THE TASK: Write the records out again, precisely as they stand.
▶
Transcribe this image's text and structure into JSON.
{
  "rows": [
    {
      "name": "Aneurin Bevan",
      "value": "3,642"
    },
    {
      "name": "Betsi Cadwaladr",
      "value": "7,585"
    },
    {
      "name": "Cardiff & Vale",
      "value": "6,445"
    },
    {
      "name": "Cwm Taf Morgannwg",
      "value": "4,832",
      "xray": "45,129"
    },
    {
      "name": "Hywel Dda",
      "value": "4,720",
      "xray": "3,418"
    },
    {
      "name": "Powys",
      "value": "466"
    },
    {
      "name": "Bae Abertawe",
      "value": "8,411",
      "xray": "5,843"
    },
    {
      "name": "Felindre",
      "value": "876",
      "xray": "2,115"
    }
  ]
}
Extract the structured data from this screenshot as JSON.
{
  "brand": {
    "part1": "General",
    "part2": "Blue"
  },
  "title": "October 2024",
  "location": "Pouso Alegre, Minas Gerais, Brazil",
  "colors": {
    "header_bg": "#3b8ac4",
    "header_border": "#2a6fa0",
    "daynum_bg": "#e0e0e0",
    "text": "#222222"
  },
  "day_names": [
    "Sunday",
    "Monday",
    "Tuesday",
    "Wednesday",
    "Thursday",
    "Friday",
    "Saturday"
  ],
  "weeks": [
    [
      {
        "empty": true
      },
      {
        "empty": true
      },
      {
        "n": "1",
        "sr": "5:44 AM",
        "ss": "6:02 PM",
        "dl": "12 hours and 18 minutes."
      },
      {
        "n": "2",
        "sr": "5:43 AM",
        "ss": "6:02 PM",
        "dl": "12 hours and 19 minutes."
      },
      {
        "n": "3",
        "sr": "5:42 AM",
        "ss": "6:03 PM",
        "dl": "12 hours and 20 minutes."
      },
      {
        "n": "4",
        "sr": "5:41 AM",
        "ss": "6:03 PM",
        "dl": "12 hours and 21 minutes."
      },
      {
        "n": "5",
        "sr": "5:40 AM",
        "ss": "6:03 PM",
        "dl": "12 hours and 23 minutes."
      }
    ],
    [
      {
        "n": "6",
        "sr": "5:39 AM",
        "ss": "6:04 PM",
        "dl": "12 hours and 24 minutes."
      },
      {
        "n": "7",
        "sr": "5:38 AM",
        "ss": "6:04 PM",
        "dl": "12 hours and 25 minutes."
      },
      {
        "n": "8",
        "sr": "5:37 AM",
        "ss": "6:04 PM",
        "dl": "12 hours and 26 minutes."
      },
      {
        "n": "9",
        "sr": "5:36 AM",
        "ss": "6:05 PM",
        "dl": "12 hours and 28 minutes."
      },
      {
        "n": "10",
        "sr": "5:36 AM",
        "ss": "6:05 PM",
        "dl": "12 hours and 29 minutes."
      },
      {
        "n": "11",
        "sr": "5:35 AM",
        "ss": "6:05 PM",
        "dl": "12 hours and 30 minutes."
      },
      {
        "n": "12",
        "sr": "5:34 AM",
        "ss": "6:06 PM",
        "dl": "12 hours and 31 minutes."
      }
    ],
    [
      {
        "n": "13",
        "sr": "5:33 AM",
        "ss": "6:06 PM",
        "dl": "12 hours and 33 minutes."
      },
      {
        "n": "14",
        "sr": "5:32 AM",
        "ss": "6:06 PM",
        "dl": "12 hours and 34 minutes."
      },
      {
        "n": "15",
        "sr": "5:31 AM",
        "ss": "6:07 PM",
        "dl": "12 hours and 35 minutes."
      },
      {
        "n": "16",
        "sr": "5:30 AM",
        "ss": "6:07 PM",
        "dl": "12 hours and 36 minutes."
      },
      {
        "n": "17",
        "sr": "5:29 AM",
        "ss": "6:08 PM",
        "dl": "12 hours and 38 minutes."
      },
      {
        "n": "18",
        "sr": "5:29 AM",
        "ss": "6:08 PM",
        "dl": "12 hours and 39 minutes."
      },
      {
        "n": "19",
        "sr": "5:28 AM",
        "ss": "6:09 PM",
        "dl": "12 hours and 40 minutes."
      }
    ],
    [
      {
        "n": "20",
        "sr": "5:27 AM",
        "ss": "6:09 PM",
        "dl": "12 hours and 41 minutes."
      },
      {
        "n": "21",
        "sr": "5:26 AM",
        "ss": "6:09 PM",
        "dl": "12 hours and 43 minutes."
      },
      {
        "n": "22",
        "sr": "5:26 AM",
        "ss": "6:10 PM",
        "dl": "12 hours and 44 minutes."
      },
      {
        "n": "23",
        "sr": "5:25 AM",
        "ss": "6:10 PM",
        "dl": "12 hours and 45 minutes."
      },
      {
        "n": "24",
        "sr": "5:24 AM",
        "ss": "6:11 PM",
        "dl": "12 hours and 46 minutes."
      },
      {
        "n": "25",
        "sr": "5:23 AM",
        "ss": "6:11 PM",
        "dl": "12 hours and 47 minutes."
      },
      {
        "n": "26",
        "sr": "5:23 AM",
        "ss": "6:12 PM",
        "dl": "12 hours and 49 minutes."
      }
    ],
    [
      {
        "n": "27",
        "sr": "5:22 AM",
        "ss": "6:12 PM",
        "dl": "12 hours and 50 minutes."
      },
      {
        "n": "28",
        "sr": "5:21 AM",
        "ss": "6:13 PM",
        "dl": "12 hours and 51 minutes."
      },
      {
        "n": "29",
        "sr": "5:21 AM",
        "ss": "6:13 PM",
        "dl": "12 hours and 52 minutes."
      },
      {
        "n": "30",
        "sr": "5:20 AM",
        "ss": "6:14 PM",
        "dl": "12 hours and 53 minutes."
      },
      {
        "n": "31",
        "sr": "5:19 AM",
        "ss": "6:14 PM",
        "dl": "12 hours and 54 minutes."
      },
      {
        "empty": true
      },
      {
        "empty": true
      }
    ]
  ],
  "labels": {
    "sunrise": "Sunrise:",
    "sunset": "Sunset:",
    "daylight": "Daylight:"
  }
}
◀
EXERCISE OUTPUT:
Transcribe this image's text and structure into JSON.
{
  "rows": [
    {
      "name": "Aneurin Bevan",
      "value": "3,642"
    },
    {
      "name": "Betsi Cadwaladr",
      "value": "7,585"
    },
    {
      "name": "Cardiff & Vale",
      "value": "6,445"
    },
    {
      "name": "Cwm Taf Morgannwg",
      "value": "4,832",
      "xray": "45,129"
    },
    {
      "name": "Hywel Dda",
      "value": "4,720",
      "xray": "3,418"
    },
    {
      "name": "Powys",
      "value": "466"
    },
    {
      "name": "Bae Abertawe",
      "value": "8,411",
      "xray": "5,843"
    },
    {
      "name": "Felindre",
      "value": "876",
      "xray": "2,115"
    }
  ]
}
Extract the structured data from this screenshot as JSON.
{
  "brand": {
    "part1": "General",
    "part2": "Blue"
  },
  "title": "October 2024",
  "location": "Pouso Alegre, Minas Gerais, Brazil",
  "colors": {
    "header_bg": "#3b8ac4",
    "header_border": "#2a6fa0",
    "daynum_bg": "#e0e0e0",
    "text": "#222222"
  },
  "day_names": [
    "Sunday",
    "Monday",
    "Tuesday",
    "Wednesday",
    "Thursday",
    "Friday",
    "Saturday"
  ],
  "weeks": [
    [
      {
        "empty": true
      },
      {
        "empty": true
      },
      {
        "n": "1",
        "sr": "5:44 AM",
        "ss": "6:02 PM",
        "dl": "12 hours and 18 minutes."
      },
      {
        "n": "2",
        "sr": "5:43 AM",
        "ss": "6:02 PM",
        "dl": "12 hours and 19 minutes."
      },
      {
        "n": "3",
        "sr": "5:42 AM",
        "ss": "6:03 PM",
        "dl": "12 hours and 20 minutes."
      },
      {
        "n": "4",
        "sr": "5:41 AM",
        "ss": "6:03 PM",
        "dl": "12 hours and 21 minutes."
      },
      {
        "n": "5",
        "sr": "5:40 AM",
        "ss": "6:03 PM",
        "dl": "12 hours and 23 minutes."
      }
    ],
    [
      {
        "n": "6",
        "sr": "5:39 AM",
        "ss": "6:04 PM",
        "dl": "12 hours and 24 minutes."
      },
      {
        "n": "7",
        "sr": "5:38 AM",
        "ss": "6:04 PM",
        "dl": "12 hours and 25 minutes."
      },
      {
        "n": "8",
        "sr": "5:37 AM",
        "ss": "6:04 PM",
        "dl": "12 hours and 26 minutes."
      },
      {
        "n": "9",
        "sr": "5:36 AM",
        "ss": "6:05 PM",
        "dl": "12 hours and 28 minutes."
      },
      {
        "n": "10",
        "sr": "5:36 AM",
        "ss": "6:05 PM",
        "dl": "12 hours and 29 minutes."
      },
      {
        "n": "11",
        "sr": "5:35 AM",
        "ss": "6:05 PM",
        "dl": "12 hours and 30 minutes."
      },
      {
        "n": "12",
        "sr": "5:34 AM",
        "ss": "6:06 PM",
        "dl": "12 hours and 31 minutes."
      }
    ],
    [
      {
        "n": "13",
        "sr": "5:33 AM",
        "ss": "6:06 PM",
        "dl": "12 hours and 33 minutes."
      },
      {
        "n": "14",
        "sr": "5:32 AM",
        "ss": "6:06 PM",
        "dl": "12 hours and 34 minutes."
      },
      {
        "n": "15",
        "sr": "5:31 AM",
        "ss": "6:07 PM",
        "dl": "12 hours and 35 minutes."
      },
      {
        "n": "16",
        "sr": "5:30 AM",
        "ss": "6:07 PM",
        "dl": "12 hours and 36 minutes."
      },
      {
        "n": "17",
        "sr": "5:29 AM",
        "ss": "6:08 PM",
        "dl": "12 hours and 38 minutes."
      },
      {
        "n": "18",
        "sr": "5:29 AM",
        "ss": "6:08 PM",
        "dl": "12 hours and 39 minutes."
      },
      {
        "n": "19",
        "sr": "5:28 AM",
        "ss": "6:09 PM",
        "dl": "12 hours and 40 minutes."
      }
    ],
    [
      {
        "n": "20",
        "sr": "5:27 AM",
        "ss": "6:09 PM",
        "dl": "12 hours and 41 minutes."
      },
      {
        "n": "21",
        "sr": "5:26 AM",
        "ss": "6:09 PM",
        "dl": "12 hours and 43 minutes."
      },
      {
        "n": "22",
        "sr": "5:26 AM",
        "ss": "6:10 PM",
        "dl": "12 hours and 44 minutes."
      },
      {
        "n": "23",
        "sr": "5:25 AM",
        "ss": "6:10 PM",
        "dl": "12 hours and 45 minutes."
      },
      {
        "n": "24",
        "sr": "5:24 AM",
        "ss": "6:11 PM",
        "dl": "12 hours and 46 minutes."
      },
      {
        "n": "25",
        "sr": "5:23 AM",
        "ss": "6:11 PM",
        "dl": "12 hours and 47 minutes."
      },
      {
        "n": "26",
        "sr": "5:23 AM",
        "ss": "6:12 PM",
        "dl": "12 hours and 49 minutes."
      }
    ],
    [
      {
        "n": "27",
        "sr": "5:22 AM",
        "ss": "6:12 PM",
        "dl": "12 hours and 50 minutes."
      },
      {
        "n": "28",
        "sr": "5:21 AM",
        "ss": "6:13 PM",
        "dl": "12 hours and 51 minutes."
      },
      {
        "n": "29",
        "sr": "5:21 AM",
        "ss": "6:13 PM",
        "dl": "12 hours and 52 minutes."
      },
      {
        "n": "30",
        "sr": "5:20 AM",
        "ss": "6:14 PM",
        "dl": "12 hours and 53 minutes."
      },
      {
        "n": "31",
        "sr": "5:19 AM",
        "ss": "6:14 PM",
        "dl": "12 hours and 54 minutes."
      },
      {
        "empty": true
      },
      {
        "empty": true
      }
    ]
  ],
  "labels": {
    "sunrise": "Sunrise:",
    "sunset": "Sunset:",
    "daylight": "Daylight:"
  }
}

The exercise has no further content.